**DATA:**
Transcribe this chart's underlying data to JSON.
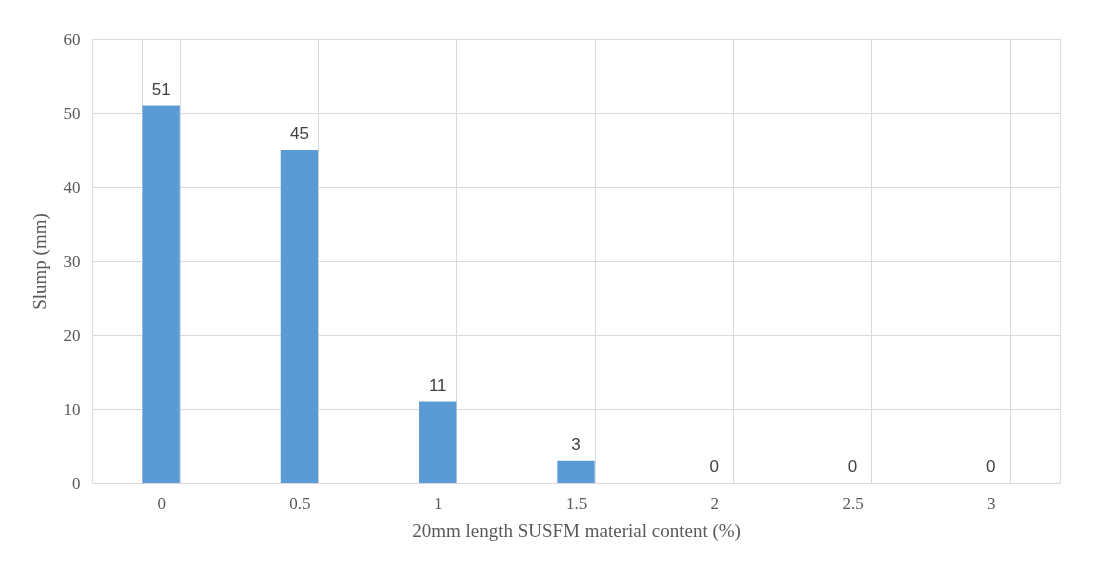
{
  "chart_data": {
    "type": "bar",
    "xlabel": "20mm length SUSFM material content (%)",
    "ylabel": "Slump (mm)",
    "categories": [
      "0",
      "0.5",
      "1",
      "1.5",
      "2",
      "2.5",
      "3"
    ],
    "values": [
      51,
      45,
      11,
      3,
      0,
      0,
      0
    ],
    "color": "#5b9bd5",
    "ylim": [
      0,
      60
    ],
    "yticks": [
      0,
      10,
      20,
      30,
      40,
      50,
      60
    ],
    "grid": true,
    "data_labels": true
  }
}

**WHAT YOU HAVE TO DO:**
Every record must be copied exactly, with the pictures left out.

**SOLUTION TO THIS EXERCISE:**
Transcribe this chart's underlying data to JSON.
{
  "chart_data": {
    "type": "bar",
    "xlabel": "20mm length SUSFM material content (%)",
    "ylabel": "Slump (mm)",
    "categories": [
      "0",
      "0.5",
      "1",
      "1.5",
      "2",
      "2.5",
      "3"
    ],
    "values": [
      51,
      45,
      11,
      3,
      0,
      0,
      0
    ],
    "color": "#5b9bd5",
    "ylim": [
      0,
      60
    ],
    "yticks": [
      0,
      10,
      20,
      30,
      40,
      50,
      60
    ],
    "grid": true,
    "data_labels": true
  }
}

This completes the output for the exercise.